--- BEGIN ---

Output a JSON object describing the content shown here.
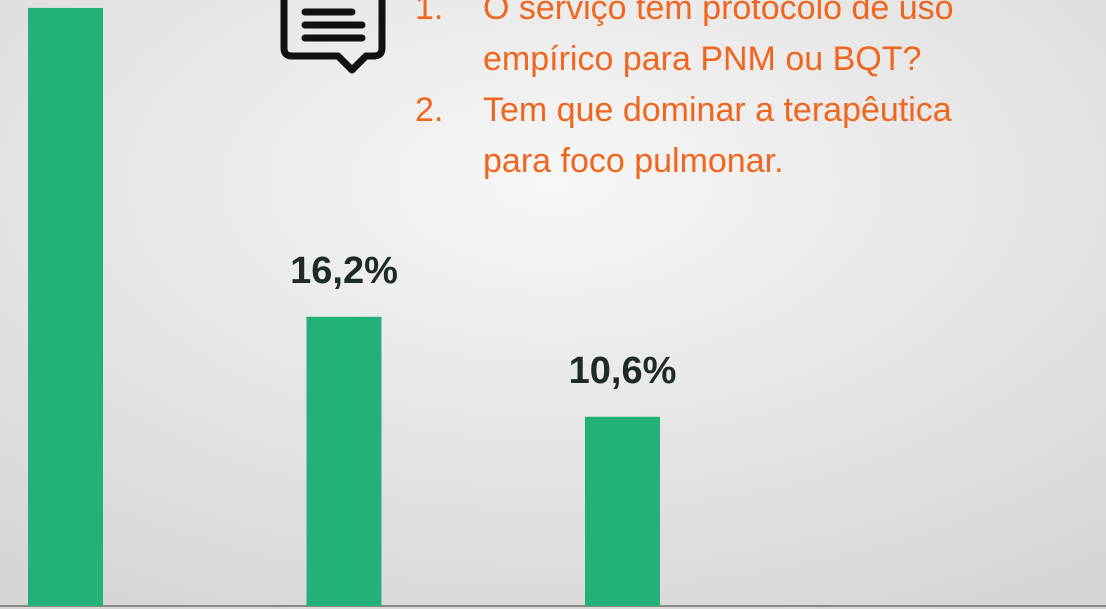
{
  "chart_data": {
    "type": "bar",
    "values": [
      33.5,
      16.2,
      10.6
    ],
    "value_labels": [
      null,
      "16,2%",
      "10,6%"
    ],
    "color": "#21b179",
    "ylim": [
      0,
      34
    ],
    "annotations": [
      {
        "number": "1.",
        "lines": [
          "O serviço tem protocolo de uso",
          "empírico para PNM ou BQT?"
        ]
      },
      {
        "number": "2.",
        "lines": [
          "Tem que dominar a terapêutica",
          "para foco pulmonar."
        ]
      }
    ]
  }
}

--- END ---

*What needs to be done*: Omit pictures; set down the rest of the material word for word.

*Exercise answer*:
Output a JSON object describing the content shown here.
{
  "chart_data": {
    "type": "bar",
    "values": [
      33.5,
      16.2,
      10.6
    ],
    "value_labels": [
      null,
      "16,2%",
      "10,6%"
    ],
    "color": "#21b179",
    "ylim": [
      0,
      34
    ],
    "annotations": [
      {
        "number": "1.",
        "lines": [
          "O serviço tem protocolo de uso",
          "empírico para PNM ou BQT?"
        ]
      },
      {
        "number": "2.",
        "lines": [
          "Tem que dominar a terapêutica",
          "para foco pulmonar."
        ]
      }
    ]
  }
}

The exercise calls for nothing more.